• **DATASET ENTRIES**:
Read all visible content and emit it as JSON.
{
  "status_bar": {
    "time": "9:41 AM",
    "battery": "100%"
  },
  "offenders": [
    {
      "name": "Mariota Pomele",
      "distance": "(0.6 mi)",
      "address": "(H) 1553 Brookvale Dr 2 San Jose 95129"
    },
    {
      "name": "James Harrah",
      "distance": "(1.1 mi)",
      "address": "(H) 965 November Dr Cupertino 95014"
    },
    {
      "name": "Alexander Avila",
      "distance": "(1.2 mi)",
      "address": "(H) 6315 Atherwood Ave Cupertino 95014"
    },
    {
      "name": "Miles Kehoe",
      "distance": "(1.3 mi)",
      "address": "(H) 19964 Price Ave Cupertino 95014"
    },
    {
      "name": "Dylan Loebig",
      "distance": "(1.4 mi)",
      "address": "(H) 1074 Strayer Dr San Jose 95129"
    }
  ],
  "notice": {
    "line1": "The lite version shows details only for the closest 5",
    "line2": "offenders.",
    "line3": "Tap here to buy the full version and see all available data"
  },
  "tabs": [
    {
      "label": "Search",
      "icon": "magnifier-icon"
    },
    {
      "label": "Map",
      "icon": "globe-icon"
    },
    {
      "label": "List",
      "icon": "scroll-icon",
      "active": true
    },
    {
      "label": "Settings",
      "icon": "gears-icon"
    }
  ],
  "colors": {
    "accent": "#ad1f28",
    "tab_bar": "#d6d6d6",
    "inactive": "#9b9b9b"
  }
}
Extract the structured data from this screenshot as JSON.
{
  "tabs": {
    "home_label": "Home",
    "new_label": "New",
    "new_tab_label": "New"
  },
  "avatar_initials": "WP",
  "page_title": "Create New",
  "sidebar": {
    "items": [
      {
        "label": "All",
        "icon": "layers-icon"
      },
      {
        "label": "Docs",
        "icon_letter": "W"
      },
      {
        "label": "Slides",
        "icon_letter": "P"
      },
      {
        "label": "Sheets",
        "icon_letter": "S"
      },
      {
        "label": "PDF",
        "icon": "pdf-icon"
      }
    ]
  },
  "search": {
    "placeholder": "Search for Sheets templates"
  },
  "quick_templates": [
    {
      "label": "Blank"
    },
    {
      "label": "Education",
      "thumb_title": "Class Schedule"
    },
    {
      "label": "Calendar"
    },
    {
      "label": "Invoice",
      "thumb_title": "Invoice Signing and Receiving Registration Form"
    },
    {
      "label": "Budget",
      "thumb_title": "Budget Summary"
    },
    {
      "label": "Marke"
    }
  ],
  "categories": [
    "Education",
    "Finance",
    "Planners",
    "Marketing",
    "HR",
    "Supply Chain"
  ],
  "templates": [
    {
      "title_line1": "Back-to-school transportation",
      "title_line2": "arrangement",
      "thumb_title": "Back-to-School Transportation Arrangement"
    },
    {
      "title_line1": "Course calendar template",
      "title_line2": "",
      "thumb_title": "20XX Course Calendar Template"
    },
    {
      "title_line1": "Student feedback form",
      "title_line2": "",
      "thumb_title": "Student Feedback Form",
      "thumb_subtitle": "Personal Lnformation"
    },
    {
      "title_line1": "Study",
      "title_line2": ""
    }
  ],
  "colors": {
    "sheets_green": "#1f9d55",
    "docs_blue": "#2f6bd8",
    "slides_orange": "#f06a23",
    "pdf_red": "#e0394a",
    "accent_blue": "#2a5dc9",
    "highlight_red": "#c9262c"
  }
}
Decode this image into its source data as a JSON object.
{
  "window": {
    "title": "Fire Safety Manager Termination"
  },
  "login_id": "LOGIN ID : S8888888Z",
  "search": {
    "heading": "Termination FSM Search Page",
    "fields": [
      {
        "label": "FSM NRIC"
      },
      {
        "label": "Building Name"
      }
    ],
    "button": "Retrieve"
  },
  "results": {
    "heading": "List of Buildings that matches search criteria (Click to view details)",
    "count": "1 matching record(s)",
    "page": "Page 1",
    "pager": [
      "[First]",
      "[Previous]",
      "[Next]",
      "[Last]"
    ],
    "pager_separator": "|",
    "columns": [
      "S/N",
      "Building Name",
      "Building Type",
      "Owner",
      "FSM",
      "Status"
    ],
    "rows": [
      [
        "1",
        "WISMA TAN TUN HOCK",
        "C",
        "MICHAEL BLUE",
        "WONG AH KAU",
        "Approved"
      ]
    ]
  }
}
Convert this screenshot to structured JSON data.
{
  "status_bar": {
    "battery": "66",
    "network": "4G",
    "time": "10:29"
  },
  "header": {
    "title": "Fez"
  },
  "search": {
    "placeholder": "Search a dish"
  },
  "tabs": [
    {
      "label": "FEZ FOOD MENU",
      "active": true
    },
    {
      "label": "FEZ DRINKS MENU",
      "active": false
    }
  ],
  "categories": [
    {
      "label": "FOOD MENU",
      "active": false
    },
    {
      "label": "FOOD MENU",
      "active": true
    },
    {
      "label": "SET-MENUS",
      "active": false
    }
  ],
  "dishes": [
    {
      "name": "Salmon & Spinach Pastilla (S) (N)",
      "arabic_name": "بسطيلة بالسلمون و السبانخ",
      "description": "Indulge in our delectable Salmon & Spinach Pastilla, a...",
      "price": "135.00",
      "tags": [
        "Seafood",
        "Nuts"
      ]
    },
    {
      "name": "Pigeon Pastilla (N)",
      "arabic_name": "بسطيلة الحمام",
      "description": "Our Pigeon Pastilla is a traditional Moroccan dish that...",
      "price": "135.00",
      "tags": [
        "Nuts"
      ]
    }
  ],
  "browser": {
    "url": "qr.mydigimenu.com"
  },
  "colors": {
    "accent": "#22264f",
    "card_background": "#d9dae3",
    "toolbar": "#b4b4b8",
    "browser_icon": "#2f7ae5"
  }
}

• **WHAT YOU NEED TO DO**: The whole listing above needs to be written out again exactly.

• **WORKED SOLUTION**:
Read all visible content and emit it as JSON.
{
  "status_bar": {
    "time": "9:41 AM",
    "battery": "100%"
  },
  "offenders": [
    {
      "name": "Mariota Pomele",
      "distance": "(0.6 mi)",
      "address": "(H) 1553 Brookvale Dr 2 San Jose 95129"
    },
    {
      "name": "James Harrah",
      "distance": "(1.1 mi)",
      "address": "(H) 965 November Dr Cupertino 95014"
    },
    {
      "name": "Alexander Avila",
      "distance": "(1.2 mi)",
      "address": "(H) 6315 Atherwood Ave Cupertino 95014"
    },
    {
      "name": "Miles Kehoe",
      "distance": "(1.3 mi)",
      "address": "(H) 19964 Price Ave Cupertino 95014"
    },
    {
      "name": "Dylan Loebig",
      "distance": "(1.4 mi)",
      "address": "(H) 1074 Strayer Dr San Jose 95129"
    }
  ],
  "notice": {
    "line1": "The lite version shows details only for the closest 5",
    "line2": "offenders.",
    "line3": "Tap here to buy the full version and see all available data"
  },
  "tabs": [
    {
      "label": "Search",
      "icon": "magnifier-icon"
    },
    {
      "label": "Map",
      "icon": "globe-icon"
    },
    {
      "label": "List",
      "icon": "scroll-icon",
      "active": true
    },
    {
      "label": "Settings",
      "icon": "gears-icon"
    }
  ],
  "colors": {
    "accent": "#ad1f28",
    "tab_bar": "#d6d6d6",
    "inactive": "#9b9b9b"
  }
}
Extract the structured data from this screenshot as JSON.
{
  "tabs": {
    "home_label": "Home",
    "new_label": "New",
    "new_tab_label": "New"
  },
  "avatar_initials": "WP",
  "page_title": "Create New",
  "sidebar": {
    "items": [
      {
        "label": "All",
        "icon": "layers-icon"
      },
      {
        "label": "Docs",
        "icon_letter": "W"
      },
      {
        "label": "Slides",
        "icon_letter": "P"
      },
      {
        "label": "Sheets",
        "icon_letter": "S"
      },
      {
        "label": "PDF",
        "icon": "pdf-icon"
      }
    ]
  },
  "search": {
    "placeholder": "Search for Sheets templates"
  },
  "quick_templates": [
    {
      "label": "Blank"
    },
    {
      "label": "Education",
      "thumb_title": "Class Schedule"
    },
    {
      "label": "Calendar"
    },
    {
      "label": "Invoice",
      "thumb_title": "Invoice Signing and Receiving Registration Form"
    },
    {
      "label": "Budget",
      "thumb_title": "Budget Summary"
    },
    {
      "label": "Marke"
    }
  ],
  "categories": [
    "Education",
    "Finance",
    "Planners",
    "Marketing",
    "HR",
    "Supply Chain"
  ],
  "templates": [
    {
      "title_line1": "Back-to-school transportation",
      "title_line2": "arrangement",
      "thumb_title": "Back-to-School Transportation Arrangement"
    },
    {
      "title_line1": "Course calendar template",
      "title_line2": "",
      "thumb_title": "20XX Course Calendar Template"
    },
    {
      "title_line1": "Student feedback form",
      "title_line2": "",
      "thumb_title": "Student Feedback Form",
      "thumb_subtitle": "Personal Lnformation"
    },
    {
      "title_line1": "Study",
      "title_line2": ""
    }
  ],
  "colors": {
    "sheets_green": "#1f9d55",
    "docs_blue": "#2f6bd8",
    "slides_orange": "#f06a23",
    "pdf_red": "#e0394a",
    "accent_blue": "#2a5dc9",
    "highlight_red": "#c9262c"
  }
}
Decode this image into its source data as a JSON object.
{
  "window": {
    "title": "Fire Safety Manager Termination"
  },
  "login_id": "LOGIN ID : S8888888Z",
  "search": {
    "heading": "Termination FSM Search Page",
    "fields": [
      {
        "label": "FSM NRIC"
      },
      {
        "label": "Building Name"
      }
    ],
    "button": "Retrieve"
  },
  "results": {
    "heading": "List of Buildings that matches search criteria (Click to view details)",
    "count": "1 matching record(s)",
    "page": "Page 1",
    "pager": [
      "[First]",
      "[Previous]",
      "[Next]",
      "[Last]"
    ],
    "pager_separator": "|",
    "columns": [
      "S/N",
      "Building Name",
      "Building Type",
      "Owner",
      "FSM",
      "Status"
    ],
    "rows": [
      [
        "1",
        "WISMA TAN TUN HOCK",
        "C",
        "MICHAEL BLUE",
        "WONG AH KAU",
        "Approved"
      ]
    ]
  }
}
Convert this screenshot to structured JSON data.
{
  "status_bar": {
    "battery": "66",
    "network": "4G",
    "time": "10:29"
  },
  "header": {
    "title": "Fez"
  },
  "search": {
    "placeholder": "Search a dish"
  },
  "tabs": [
    {
      "label": "FEZ FOOD MENU",
      "active": true
    },
    {
      "label": "FEZ DRINKS MENU",
      "active": false
    }
  ],
  "categories": [
    {
      "label": "FOOD MENU",
      "active": false
    },
    {
      "label": "FOOD MENU",
      "active": true
    },
    {
      "label": "SET-MENUS",
      "active": false
    }
  ],
  "dishes": [
    {
      "name": "Salmon & Spinach Pastilla (S) (N)",
      "arabic_name": "بسطيلة بالسلمون و السبانخ",
      "description": "Indulge in our delectable Salmon & Spinach Pastilla, a...",
      "price": "135.00",
      "tags": [
        "Seafood",
        "Nuts"
      ]
    },
    {
      "name": "Pigeon Pastilla (N)",
      "arabic_name": "بسطيلة الحمام",
      "description": "Our Pigeon Pastilla is a traditional Moroccan dish that...",
      "price": "135.00",
      "tags": [
        "Nuts"
      ]
    }
  ],
  "browser": {
    "url": "qr.mydigimenu.com"
  },
  "colors": {
    "accent": "#22264f",
    "card_background": "#d9dae3",
    "toolbar": "#b4b4b8",
    "browser_icon": "#2f7ae5"
  }
}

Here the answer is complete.